# Source passage:
--- START ---

Background & Aims: Non-Alcoholic Fatty Liver Disease (NAFLD) is the commonest cause of chronic liver disease in the western world. Current diagnostic methods including Fibroscan have limitations, thus there is a need for more robust non-invasive screening methods. The gut microbiome is altered in several gastrointestinal and hepatic disorders resulting in altered, unique gut fermentation patterns, detectable by analysis of volatile organic compounds (VOCs) in urine, breath and faeces. We performed a proof of principle pilot study to determine if progressive fatty liver disease produced an altered urinary VOC pattern; specifically NAFLD and Non-Alcoholic Steatohepatitis (NASH).

--- END ---

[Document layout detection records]
--- START ---

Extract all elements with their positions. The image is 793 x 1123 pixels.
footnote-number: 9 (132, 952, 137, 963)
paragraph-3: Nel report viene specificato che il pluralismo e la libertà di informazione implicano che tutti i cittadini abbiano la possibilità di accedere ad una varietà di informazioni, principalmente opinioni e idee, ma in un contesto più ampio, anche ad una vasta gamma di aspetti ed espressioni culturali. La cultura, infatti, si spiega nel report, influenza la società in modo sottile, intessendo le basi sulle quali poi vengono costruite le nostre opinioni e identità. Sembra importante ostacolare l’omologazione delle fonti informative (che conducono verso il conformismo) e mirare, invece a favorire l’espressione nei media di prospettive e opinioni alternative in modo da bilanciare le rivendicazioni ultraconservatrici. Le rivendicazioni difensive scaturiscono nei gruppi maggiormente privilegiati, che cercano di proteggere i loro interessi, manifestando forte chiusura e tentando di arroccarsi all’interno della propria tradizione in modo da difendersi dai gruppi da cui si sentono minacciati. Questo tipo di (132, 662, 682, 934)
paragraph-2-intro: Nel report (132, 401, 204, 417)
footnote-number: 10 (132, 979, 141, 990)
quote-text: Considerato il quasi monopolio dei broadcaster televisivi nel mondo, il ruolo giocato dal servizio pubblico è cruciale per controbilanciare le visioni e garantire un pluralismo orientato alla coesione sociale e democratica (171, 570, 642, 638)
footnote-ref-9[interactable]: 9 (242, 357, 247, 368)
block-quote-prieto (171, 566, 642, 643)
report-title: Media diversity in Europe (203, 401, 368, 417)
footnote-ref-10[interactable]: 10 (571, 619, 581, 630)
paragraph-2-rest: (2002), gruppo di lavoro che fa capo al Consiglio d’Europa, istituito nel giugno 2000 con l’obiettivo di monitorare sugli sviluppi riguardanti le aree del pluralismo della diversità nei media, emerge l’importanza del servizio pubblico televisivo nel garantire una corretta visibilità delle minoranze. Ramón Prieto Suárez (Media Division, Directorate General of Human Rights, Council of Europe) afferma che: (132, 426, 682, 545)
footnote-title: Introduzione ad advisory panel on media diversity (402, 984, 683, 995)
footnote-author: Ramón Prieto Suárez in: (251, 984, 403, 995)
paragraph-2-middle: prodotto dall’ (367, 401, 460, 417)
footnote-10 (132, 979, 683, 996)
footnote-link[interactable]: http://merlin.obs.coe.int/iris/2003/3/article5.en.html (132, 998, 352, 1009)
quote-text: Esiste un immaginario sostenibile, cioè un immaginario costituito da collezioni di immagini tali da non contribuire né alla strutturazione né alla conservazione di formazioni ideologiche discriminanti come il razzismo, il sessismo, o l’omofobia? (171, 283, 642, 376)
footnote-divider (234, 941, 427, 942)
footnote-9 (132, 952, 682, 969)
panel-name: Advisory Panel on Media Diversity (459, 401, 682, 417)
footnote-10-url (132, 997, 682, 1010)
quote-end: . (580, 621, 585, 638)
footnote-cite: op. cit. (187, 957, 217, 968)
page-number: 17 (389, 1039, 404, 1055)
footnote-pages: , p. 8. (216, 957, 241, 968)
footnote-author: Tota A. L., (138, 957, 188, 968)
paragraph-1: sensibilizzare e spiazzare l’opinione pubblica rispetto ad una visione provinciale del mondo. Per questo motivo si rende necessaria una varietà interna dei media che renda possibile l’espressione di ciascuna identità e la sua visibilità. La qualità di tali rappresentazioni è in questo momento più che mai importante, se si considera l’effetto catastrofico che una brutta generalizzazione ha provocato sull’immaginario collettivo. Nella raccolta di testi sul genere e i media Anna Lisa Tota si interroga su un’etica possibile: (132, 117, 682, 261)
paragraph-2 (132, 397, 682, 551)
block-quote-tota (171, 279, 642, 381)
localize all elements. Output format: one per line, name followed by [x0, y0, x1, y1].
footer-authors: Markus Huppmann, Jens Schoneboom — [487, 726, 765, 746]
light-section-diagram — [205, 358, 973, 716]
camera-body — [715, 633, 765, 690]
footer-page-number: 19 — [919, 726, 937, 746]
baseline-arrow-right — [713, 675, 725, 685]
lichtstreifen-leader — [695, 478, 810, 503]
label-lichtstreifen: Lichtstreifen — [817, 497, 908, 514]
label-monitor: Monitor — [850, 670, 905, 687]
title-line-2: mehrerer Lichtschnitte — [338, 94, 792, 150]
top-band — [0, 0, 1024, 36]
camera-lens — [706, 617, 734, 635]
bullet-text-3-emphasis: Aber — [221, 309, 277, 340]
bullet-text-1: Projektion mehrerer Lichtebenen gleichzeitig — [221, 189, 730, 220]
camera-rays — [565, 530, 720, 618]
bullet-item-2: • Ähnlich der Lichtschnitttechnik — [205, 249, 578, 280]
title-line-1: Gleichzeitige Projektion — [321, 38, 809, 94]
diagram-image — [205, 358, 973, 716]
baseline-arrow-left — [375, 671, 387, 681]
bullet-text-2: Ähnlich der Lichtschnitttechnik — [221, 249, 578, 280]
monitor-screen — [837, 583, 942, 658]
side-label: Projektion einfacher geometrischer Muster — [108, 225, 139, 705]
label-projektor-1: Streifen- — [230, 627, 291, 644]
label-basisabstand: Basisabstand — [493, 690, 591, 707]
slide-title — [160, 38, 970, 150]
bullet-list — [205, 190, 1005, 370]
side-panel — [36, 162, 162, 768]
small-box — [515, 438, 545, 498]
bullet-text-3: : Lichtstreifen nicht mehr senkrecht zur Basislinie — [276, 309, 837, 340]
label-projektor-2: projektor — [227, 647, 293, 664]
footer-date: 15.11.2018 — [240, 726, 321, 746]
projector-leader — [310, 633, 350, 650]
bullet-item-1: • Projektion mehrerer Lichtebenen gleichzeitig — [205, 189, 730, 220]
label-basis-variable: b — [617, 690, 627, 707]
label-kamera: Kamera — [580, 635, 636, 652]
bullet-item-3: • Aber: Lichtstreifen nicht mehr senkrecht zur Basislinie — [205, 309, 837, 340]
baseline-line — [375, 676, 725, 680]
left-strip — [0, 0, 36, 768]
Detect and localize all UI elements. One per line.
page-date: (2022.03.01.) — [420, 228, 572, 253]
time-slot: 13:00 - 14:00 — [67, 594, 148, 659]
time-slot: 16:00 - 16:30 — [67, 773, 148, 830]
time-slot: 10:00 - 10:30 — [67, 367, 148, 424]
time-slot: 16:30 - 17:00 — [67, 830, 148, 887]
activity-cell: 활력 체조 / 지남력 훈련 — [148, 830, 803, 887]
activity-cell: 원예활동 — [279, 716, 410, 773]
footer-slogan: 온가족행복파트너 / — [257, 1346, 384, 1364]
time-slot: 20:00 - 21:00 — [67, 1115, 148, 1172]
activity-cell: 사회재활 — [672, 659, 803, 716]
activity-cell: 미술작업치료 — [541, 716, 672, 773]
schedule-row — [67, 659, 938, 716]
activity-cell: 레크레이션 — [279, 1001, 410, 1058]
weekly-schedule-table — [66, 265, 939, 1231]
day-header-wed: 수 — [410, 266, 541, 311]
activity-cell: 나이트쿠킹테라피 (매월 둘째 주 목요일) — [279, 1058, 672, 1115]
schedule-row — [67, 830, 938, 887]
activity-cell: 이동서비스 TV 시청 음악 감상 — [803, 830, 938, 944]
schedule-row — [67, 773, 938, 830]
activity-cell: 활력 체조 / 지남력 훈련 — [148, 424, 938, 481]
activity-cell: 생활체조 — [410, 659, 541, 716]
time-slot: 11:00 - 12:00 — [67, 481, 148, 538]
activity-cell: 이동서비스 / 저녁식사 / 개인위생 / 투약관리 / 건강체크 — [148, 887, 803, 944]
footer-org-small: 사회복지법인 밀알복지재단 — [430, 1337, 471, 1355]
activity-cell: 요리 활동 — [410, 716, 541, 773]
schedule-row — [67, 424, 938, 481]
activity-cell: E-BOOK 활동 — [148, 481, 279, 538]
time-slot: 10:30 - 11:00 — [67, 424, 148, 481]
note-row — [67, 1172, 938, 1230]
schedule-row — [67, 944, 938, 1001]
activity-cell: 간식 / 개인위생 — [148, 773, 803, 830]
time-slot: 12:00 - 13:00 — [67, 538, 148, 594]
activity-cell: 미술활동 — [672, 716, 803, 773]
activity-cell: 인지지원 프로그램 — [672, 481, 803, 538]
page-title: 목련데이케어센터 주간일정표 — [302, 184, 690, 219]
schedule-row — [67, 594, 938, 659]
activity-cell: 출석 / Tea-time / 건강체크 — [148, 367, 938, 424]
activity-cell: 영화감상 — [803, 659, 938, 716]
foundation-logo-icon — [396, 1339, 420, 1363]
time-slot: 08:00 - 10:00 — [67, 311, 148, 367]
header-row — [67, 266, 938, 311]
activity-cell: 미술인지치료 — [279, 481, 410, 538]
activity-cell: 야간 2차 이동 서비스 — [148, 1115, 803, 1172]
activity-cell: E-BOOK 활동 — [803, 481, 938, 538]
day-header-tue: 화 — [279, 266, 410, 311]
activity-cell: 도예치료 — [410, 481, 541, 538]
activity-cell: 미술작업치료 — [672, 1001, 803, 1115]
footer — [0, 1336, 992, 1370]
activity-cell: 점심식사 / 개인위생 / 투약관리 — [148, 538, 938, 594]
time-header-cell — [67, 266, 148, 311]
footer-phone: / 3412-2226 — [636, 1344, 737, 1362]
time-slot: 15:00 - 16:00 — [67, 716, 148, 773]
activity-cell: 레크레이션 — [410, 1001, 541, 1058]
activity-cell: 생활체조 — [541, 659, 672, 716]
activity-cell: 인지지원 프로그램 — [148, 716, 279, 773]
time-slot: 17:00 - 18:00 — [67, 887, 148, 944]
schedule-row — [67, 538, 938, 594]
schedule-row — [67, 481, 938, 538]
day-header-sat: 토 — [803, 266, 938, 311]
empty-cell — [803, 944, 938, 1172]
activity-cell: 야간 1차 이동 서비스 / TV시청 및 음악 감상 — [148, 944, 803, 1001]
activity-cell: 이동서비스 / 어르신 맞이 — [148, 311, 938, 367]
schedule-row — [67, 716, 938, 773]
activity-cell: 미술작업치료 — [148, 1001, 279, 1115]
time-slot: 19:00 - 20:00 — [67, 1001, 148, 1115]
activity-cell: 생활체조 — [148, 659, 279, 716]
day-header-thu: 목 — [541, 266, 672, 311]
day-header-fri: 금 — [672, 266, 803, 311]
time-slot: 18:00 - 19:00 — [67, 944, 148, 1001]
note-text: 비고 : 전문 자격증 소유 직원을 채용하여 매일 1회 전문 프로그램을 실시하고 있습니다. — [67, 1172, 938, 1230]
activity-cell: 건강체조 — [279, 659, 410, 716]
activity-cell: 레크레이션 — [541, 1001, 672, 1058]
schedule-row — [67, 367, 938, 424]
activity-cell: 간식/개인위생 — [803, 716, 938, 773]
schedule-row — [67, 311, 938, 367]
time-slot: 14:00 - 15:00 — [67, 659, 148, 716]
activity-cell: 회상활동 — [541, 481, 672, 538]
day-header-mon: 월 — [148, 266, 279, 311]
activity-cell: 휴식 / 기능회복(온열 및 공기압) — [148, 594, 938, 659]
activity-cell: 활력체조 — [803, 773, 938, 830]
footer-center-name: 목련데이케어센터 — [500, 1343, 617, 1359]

--- END ---

# Problem A:
Reproduce the fatty liver disease abstract from "Background & Aims: Non-Alcoholic" to "Non-Alcoholic Steatohepatitis (NASH).".
# Problem B:
Resume the fatty liver disease abstract, starting after its last sentence.

# Task response A:
Background & Aims: Non-Alcoholic Fatty Liver Disease (NAFLD) is the commonest cause of chronic liver disease in the western world. Current diagnostic methods including Fibroscan have limitations, thus there is a need for more robust non-invasive screening methods. The gut microbiome is altered in several gastrointestinal and hepatic disorders resulting in altered, unique gut fermentation patterns, detectable by analysis of volatile organic compounds (VOCs) in urine, breath and faeces. We performed a proof of principle pilot study to determine if progressive fatty liver disease produced an altered urinary VOC pattern; specifically NAFLD and Non-Alcoholic Steatohepatitis (NASH).

# Task response B:
Methods: 34 patients were recruited: 8 NASH cirrhotics (NASH-C); 7 non-cirrhotic NASH; 4 NAFLD and 15 controls. Urine was collected and stored frozen. For assay, the samples were defrosted and aliquoted into vials, which were heated to 40±0.1°C and the headspace analyzed by FAIMS (Field Asymmetric Ion Mobility Spectroscopy). A previously used data processing pipeline employing a Random Forrest classification algorithm and using a 10 fold cross validation method was applied.

Results: Urinary VOC results demonstrated sensitivity of 0.58 (0.33 - 0.88), but specificity of 0.93 (0.68 - 1.00) and an Area Under Curve (AUC) 0.73 (0.55 - 0.90) to distinguish between liver disease and controls. However, NASH/NASH-C was separated from the NAFLD/controls with a sensitivity of 0.73 (0.45 - 0.92), specificity of 0.79 (0.54 - 0.94) and AUC of 0.79 (0.64 - 0.95), respectively.

Conclusions: This pilot study suggests that urinary VOCs detection may offer the potential for early non-invasive characterisation of liver disease using 'smell prints' to distinguish between NASH and NAFLD.